> Problem to work on
The answer should be a single number: how many lines of the entries below hold the word "être".

--- BEGIN ---

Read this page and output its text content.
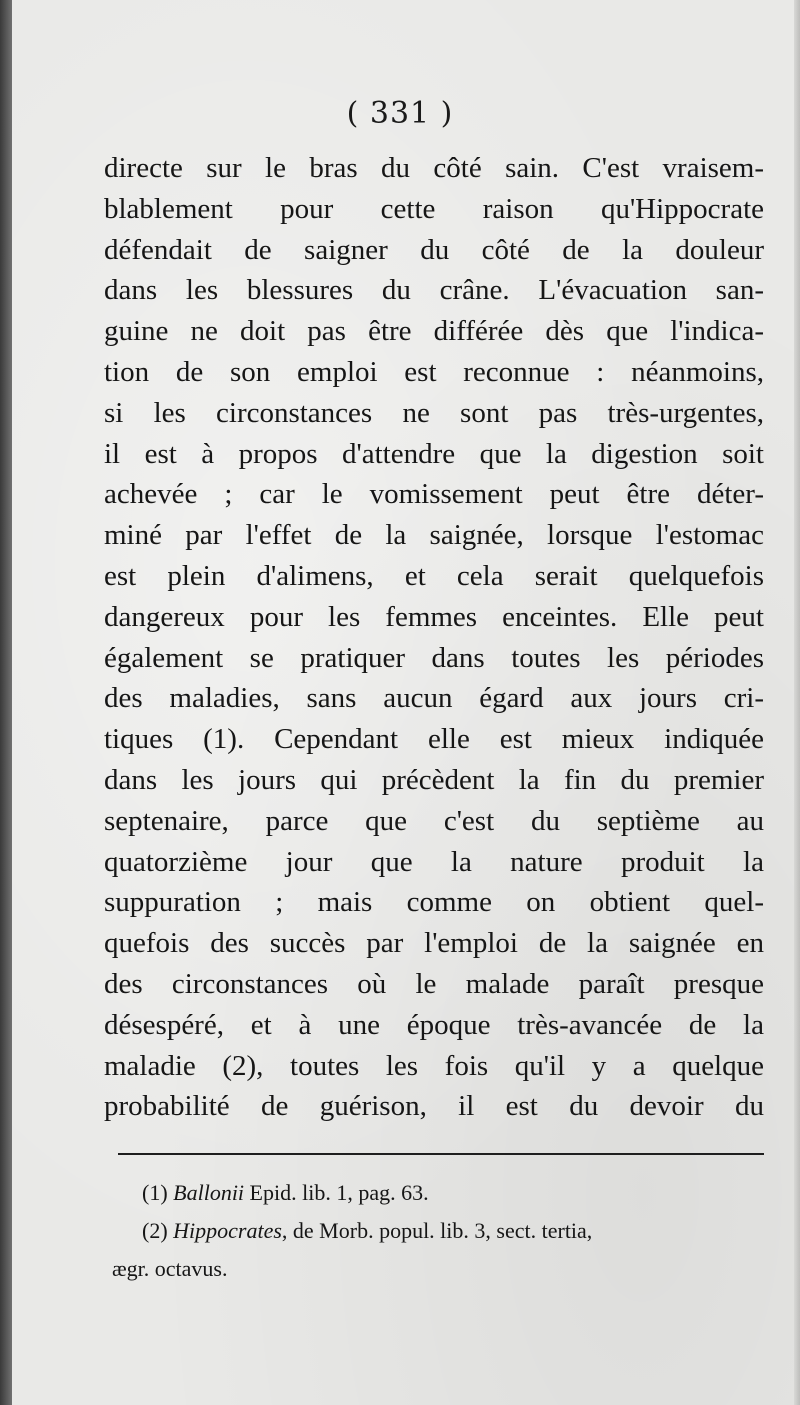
( 331 )
directe sur le bras du côté sain. C'est vraisem-
blablement pour cette raison qu'Hippocrate
défendait de saigner du côté de la douleur
dans les blessures du crâne. L'évacuation san-
guine ne doit pas être différée dès que l'indica-
tion de son emploi est reconnue : néanmoins,
si les circonstances ne sont pas très-urgentes,
il est à propos d'attendre que la digestion soit
achevée ; car le vomissement peut être déter-
miné par l'effet de la saignée, lorsque l'estomac
est plein d'alimens, et cela serait quelquefois
dangereux pour les femmes enceintes. Elle peut
également se pratiquer dans toutes les périodes
des maladies, sans aucun égard aux jours cri-
tiques (1). Cependant elle est mieux indiquée
dans les jours qui précèdent la fin du premier
septenaire, parce que c'est du septième au
quatorzième jour que la nature produit la
suppuration ; mais comme on obtient quel-
quefois des succès par l'emploi de la saignée en
des circonstances où le malade paraît presque
désespéré, et à une époque très-avancée de la
maladie (2), toutes les fois qu'il y a quelque
probabilité de guérison, il est du devoir du
(1) Ballonii Epid. lib. 1, pag. 63.
(2) Hippocrates, de Morb. popul. lib. 3, sect. tertia,
ægr. octavus.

--- END ---

> Result for this exercise
2